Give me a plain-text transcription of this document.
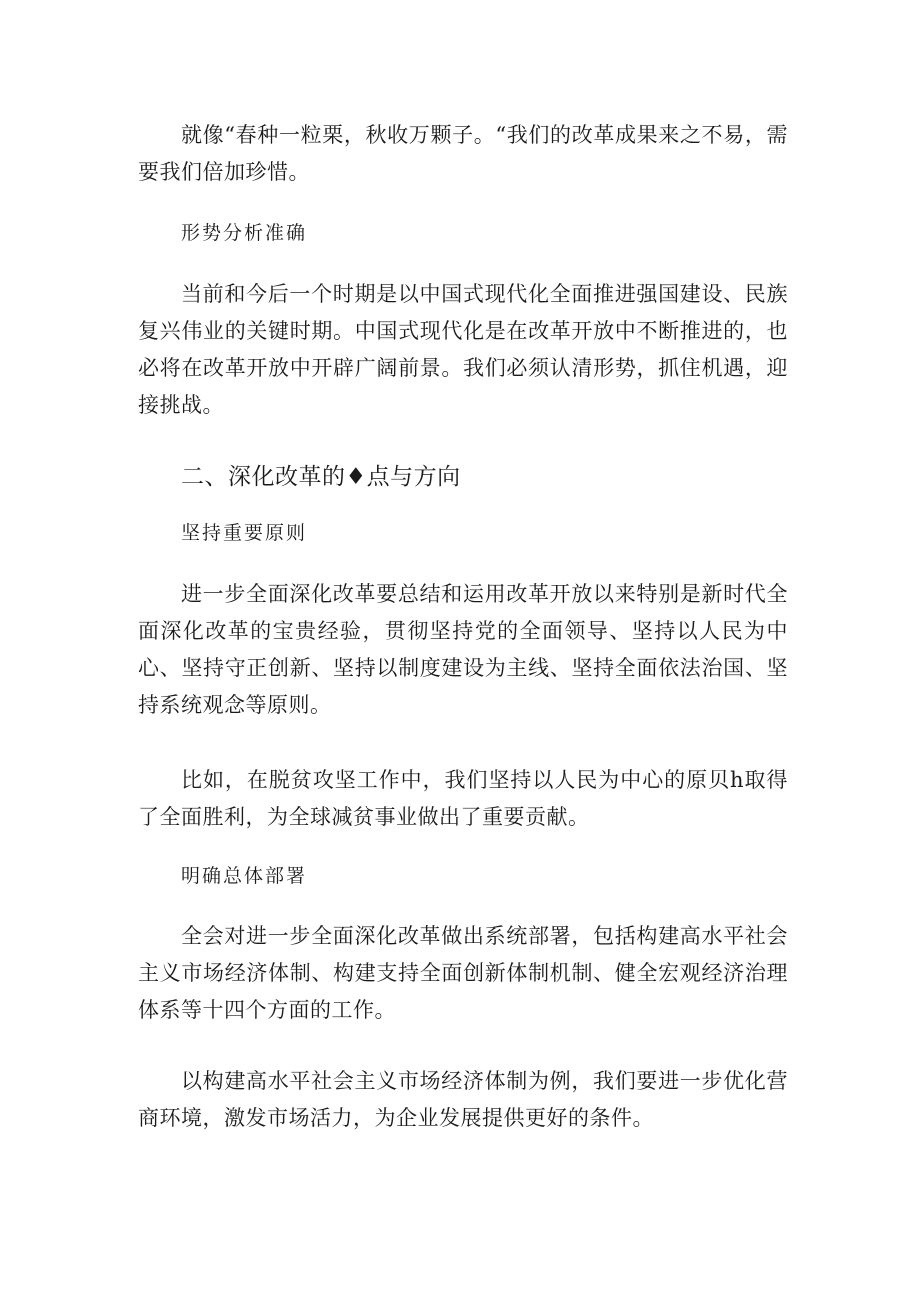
就像“春种一粒栗，秋收万颗子。“我们的改革成果来之不易，需要我们倍加珍惜。

形势分析准确

当前和今后一个时期是以中国式现代化全面推进强国建设、民族复兴伟业的关键时期。中国式现代化是在改革开放中不断推进的，也必将在改革开放中开辟广阔前景。我们必须认清形势，抓住机遇，迎接挑战。

二、深化改革的♦点与方向

坚持重要原则

进一步全面深化改革要总结和运用改革开放以来特别是新时代全面深化改革的宝贵经验，贯彻坚持党的全面领导、坚持以人民为中心、坚持守正创新、坚持以制度建设为主线、坚持全面依法治国、坚持系统观念等原则。

比如，在脱贫攻坚工作中，我们坚持以人民为中心的原贝h取得了全面胜利，为全球减贫事业做出了重要贡献。

明确总体部署

全会对进一步全面深化改革做出系统部署，包括构建高水平社会主义市场经济体制、构建支持全面创新体制机制、健全宏观经济治理体系等十四个方面的工作。

以构建高水平社会主义市场经济体制为例，我们要进一步优化营商环境，激发市场活力，为企业发展提供更好的条件。
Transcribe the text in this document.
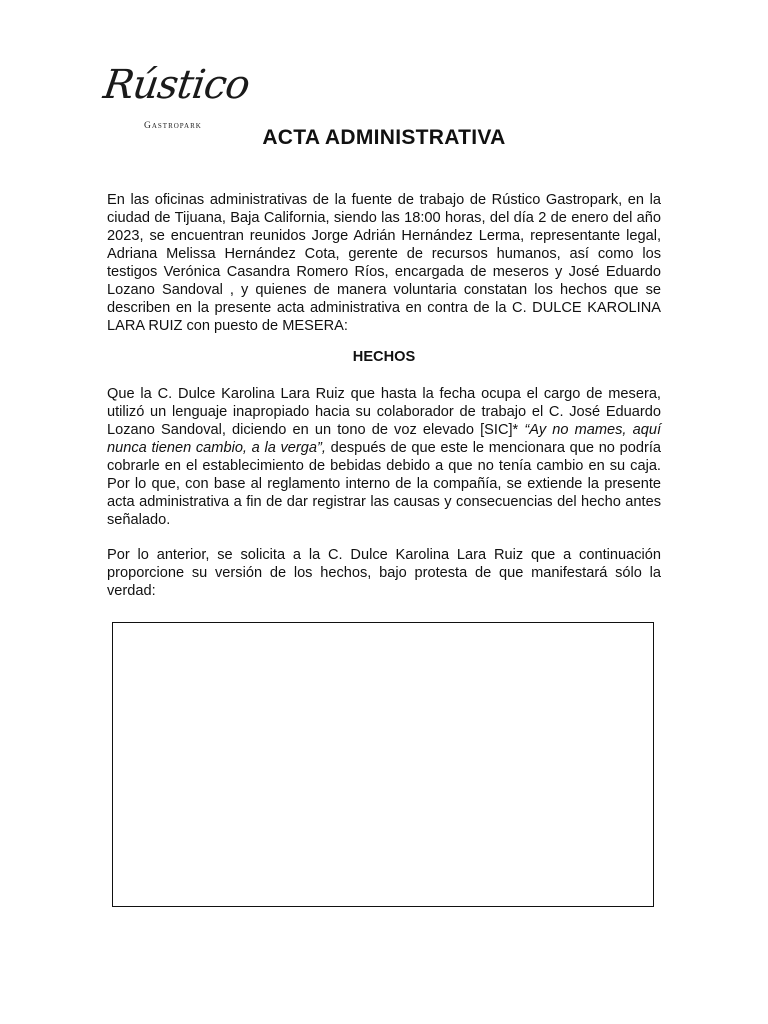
Rústico
Gastropark	ACTA ADMINISTRATIVA
En las oficinas administrativas de la fuente de trabajo de Rústico Gastropark, en la ciudad de Tijuana, Baja California, siendo las 18:00 horas, del día 2 de enero del año 2023, se encuentran reunidos Jorge Adrián Hernández Lerma, representante legal, Adriana Melissa Hernández Cota, gerente de recursos humanos, así como los testigos Verónica Casandra Romero Ríos, encargada de meseros y José Eduardo Lozano Sandoval , y quienes de manera voluntaria constatan los hechos que se describen en la presente acta administrativa en contra de la C. DULCE KAROLINA LARA RUIZ con puesto de MESERA:
HECHOS
Que la C. Dulce Karolina Lara Ruiz que hasta la fecha ocupa el cargo de mesera, utilizó un lenguaje inapropiado hacia su colaborador de trabajo el C. José Eduardo Lozano Sandoval, diciendo en un tono de voz elevado [SIC]* “Ay no mames, aquí nunca tienen cambio, a la verga”, después de que este le mencionara que no podría cobrarle en el establecimiento de bebidas debido a que no tenía cambio en su caja. Por lo que, con base al reglamento interno de la compañía, se extiende la presente acta administrativa a fin de dar registrar las causas y consecuencias del hecho antes señalado.
Por lo anterior, se solicita a la C. Dulce Karolina Lara Ruiz que a continuación proporcione su versión de los hechos, bajo protesta de que manifestará sólo la verdad:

┄┄┄┄┄┄

DESCRIPTION OF THE TASK
Search the data above for lines holding "document" and copy each of them.

EXPECTED ANSWER
Give me a plain-text transcription of this document.
Transcribe the text in this document.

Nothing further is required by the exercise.